>>>>

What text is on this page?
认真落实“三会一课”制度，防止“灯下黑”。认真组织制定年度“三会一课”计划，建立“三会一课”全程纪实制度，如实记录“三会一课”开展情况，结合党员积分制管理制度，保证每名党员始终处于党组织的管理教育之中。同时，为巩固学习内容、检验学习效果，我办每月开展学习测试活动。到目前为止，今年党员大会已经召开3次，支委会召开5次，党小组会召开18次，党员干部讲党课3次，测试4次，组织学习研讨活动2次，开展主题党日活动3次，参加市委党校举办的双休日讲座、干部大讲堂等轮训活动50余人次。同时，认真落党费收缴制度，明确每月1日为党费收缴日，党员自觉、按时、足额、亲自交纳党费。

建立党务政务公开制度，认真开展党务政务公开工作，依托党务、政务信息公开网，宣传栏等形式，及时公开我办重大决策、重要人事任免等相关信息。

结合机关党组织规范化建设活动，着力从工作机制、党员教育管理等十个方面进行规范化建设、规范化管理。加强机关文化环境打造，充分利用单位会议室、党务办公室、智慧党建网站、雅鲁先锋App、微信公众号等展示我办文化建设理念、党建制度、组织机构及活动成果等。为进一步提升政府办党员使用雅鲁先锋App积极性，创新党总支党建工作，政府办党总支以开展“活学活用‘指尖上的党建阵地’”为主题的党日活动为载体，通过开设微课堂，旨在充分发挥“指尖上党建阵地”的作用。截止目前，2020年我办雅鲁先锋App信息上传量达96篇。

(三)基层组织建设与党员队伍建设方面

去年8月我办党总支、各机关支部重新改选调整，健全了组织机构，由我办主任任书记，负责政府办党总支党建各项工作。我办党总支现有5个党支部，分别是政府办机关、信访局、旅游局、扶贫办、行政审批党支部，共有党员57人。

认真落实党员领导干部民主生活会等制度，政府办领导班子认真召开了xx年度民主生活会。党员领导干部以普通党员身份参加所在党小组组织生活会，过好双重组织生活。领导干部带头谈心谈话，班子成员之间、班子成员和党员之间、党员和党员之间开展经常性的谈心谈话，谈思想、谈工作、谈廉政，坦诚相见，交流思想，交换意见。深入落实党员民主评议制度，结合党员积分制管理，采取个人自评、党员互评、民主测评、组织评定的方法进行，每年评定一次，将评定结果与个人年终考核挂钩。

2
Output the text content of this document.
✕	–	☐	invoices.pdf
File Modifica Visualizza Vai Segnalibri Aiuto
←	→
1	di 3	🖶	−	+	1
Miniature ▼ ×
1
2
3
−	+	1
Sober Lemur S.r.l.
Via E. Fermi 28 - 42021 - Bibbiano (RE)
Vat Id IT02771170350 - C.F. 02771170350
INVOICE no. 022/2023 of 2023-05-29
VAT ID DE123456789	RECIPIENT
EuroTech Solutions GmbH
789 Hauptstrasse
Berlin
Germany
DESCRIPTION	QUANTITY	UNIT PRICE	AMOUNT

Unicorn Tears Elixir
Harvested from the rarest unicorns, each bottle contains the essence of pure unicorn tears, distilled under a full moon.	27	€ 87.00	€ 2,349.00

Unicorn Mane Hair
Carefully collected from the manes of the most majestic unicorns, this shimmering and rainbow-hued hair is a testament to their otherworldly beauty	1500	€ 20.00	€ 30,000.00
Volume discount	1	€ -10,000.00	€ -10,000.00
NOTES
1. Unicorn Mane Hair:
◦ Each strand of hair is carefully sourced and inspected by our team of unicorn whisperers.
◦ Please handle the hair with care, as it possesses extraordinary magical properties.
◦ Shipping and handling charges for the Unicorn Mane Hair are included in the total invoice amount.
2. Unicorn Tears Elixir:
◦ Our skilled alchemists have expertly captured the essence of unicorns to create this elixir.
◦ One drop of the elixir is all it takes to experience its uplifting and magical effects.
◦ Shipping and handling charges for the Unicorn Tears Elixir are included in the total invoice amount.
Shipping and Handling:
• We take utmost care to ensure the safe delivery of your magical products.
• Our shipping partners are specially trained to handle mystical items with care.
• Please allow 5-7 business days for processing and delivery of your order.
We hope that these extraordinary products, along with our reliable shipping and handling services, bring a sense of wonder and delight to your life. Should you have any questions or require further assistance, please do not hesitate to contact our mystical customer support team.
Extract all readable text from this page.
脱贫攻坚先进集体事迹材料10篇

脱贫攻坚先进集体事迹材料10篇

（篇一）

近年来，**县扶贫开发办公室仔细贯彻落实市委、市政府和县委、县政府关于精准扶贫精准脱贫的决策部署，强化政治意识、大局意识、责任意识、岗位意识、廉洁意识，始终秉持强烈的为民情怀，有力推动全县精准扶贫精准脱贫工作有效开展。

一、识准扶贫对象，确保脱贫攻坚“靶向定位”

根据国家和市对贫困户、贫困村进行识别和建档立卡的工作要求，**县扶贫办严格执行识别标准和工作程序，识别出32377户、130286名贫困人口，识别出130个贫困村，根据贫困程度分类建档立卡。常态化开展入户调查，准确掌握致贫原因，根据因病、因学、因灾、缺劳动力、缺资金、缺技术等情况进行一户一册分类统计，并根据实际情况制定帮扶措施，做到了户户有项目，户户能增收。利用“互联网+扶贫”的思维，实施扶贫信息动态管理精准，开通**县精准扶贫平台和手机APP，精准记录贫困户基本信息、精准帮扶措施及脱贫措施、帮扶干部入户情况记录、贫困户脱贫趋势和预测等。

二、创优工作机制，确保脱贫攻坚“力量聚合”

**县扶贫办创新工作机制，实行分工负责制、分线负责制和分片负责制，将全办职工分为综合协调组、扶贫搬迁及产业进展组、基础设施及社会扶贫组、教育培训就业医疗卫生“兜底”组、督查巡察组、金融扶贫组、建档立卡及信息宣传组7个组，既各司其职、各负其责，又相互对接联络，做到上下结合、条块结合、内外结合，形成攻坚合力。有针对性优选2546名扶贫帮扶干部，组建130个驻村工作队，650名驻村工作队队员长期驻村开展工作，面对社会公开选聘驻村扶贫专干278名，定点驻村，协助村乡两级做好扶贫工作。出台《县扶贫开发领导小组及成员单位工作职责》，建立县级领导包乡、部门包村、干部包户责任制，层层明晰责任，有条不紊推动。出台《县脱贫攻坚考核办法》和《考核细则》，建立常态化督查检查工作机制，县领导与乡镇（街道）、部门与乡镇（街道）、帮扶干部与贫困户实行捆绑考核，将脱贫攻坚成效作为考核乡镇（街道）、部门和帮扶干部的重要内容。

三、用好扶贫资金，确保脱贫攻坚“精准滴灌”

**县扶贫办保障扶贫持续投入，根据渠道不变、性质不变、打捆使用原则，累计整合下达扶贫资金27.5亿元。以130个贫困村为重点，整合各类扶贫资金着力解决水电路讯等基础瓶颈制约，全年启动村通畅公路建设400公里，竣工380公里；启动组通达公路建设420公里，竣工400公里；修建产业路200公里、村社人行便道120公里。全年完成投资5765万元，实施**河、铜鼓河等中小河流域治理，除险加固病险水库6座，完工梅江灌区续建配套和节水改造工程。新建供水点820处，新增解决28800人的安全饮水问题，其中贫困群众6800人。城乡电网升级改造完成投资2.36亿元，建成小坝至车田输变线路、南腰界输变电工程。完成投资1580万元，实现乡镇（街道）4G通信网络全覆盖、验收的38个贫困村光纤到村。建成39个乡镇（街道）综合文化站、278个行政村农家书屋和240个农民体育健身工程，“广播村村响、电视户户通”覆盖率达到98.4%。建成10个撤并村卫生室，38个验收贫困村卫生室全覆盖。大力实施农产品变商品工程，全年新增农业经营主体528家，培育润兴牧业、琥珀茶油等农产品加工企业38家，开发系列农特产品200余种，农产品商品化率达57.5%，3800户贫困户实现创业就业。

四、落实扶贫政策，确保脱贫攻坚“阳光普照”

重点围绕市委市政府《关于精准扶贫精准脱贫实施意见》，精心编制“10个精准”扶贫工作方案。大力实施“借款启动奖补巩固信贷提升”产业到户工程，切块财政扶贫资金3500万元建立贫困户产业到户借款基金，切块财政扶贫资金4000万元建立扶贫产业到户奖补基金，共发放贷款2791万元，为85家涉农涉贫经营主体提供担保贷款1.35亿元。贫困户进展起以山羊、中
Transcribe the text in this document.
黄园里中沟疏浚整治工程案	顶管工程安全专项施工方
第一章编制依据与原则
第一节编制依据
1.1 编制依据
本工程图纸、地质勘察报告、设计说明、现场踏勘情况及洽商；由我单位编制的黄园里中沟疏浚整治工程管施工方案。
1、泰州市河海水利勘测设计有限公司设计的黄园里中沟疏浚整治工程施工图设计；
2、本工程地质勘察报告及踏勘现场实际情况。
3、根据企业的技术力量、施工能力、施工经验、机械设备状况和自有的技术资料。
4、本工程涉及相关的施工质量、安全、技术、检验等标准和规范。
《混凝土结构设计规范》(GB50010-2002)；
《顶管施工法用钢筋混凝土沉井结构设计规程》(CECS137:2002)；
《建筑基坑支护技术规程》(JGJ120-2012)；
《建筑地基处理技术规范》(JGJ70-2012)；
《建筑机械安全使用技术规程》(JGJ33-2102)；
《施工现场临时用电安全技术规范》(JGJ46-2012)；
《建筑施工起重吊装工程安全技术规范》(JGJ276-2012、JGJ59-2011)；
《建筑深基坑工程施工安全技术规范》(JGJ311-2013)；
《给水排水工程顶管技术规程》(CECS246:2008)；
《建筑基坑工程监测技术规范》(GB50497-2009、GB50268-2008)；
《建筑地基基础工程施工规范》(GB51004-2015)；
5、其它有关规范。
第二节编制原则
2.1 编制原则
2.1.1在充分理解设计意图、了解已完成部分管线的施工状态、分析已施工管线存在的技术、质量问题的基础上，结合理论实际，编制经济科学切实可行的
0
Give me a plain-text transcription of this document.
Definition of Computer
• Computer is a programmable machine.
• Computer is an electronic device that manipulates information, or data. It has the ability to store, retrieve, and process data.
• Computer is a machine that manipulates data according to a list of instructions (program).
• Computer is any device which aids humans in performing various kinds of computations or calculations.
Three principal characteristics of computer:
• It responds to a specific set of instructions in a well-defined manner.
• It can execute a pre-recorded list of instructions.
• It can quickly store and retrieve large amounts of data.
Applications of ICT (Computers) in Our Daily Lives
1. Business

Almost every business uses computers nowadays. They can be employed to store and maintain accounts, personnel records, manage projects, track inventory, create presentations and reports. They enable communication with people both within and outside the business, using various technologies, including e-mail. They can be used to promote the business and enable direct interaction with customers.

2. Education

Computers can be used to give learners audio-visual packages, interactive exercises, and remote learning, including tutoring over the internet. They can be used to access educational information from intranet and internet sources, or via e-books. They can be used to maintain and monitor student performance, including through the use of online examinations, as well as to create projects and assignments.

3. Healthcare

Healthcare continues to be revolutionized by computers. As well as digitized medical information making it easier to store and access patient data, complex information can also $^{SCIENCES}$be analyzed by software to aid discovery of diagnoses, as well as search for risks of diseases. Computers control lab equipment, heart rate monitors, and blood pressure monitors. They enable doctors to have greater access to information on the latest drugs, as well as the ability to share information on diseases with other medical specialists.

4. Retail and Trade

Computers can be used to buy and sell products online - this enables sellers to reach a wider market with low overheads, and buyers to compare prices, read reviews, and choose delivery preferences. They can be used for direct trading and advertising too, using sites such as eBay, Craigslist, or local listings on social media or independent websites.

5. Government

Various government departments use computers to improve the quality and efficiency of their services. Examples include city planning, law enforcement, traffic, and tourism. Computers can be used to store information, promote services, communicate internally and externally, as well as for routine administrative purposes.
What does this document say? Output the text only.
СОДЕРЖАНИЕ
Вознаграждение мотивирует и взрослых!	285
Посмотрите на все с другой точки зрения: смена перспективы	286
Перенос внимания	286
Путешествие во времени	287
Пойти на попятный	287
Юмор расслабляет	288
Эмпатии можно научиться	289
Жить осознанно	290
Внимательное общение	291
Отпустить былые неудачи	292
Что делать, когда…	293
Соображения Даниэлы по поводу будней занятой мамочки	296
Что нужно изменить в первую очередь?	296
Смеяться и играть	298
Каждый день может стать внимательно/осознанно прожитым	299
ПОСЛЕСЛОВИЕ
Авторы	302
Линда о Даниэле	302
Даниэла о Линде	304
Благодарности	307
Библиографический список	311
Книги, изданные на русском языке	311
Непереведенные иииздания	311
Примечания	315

<<<<

Problem description>
In the entries above, find the line containing "What does this". Set down that line and every line after it through the last one, exactly and alone.

Exercise answer>
What does this document say? Output the text only.
СОДЕРЖАНИЕ
Вознаграждение мотивирует и взрослых!	285
Посмотрите на все с другой точки зрения: смена перспективы	286
Перенос внимания	286
Путешествие во времени	287
Пойти на попятный	287
Юмор расслабляет	288
Эмпатии можно научиться	289
Жить осознанно	290
Внимательное общение	291
Отпустить былые неудачи	292
Что делать, когда…	293
Соображения Даниэлы по поводу будней занятой мамочки	296
Что нужно изменить в первую очередь?	296
Смеяться и играть	298
Каждый день может стать внимательно/осознанно прожитым	299
ПОСЛЕСЛОВИЕ
Авторы	302
Линда о Даниэле	302
Даниэла о Линде	304
Благодарности	307
Библиографический список	311
Книги, изданные на русском языке	311
Непереведенные иииздания	311
Примечания	315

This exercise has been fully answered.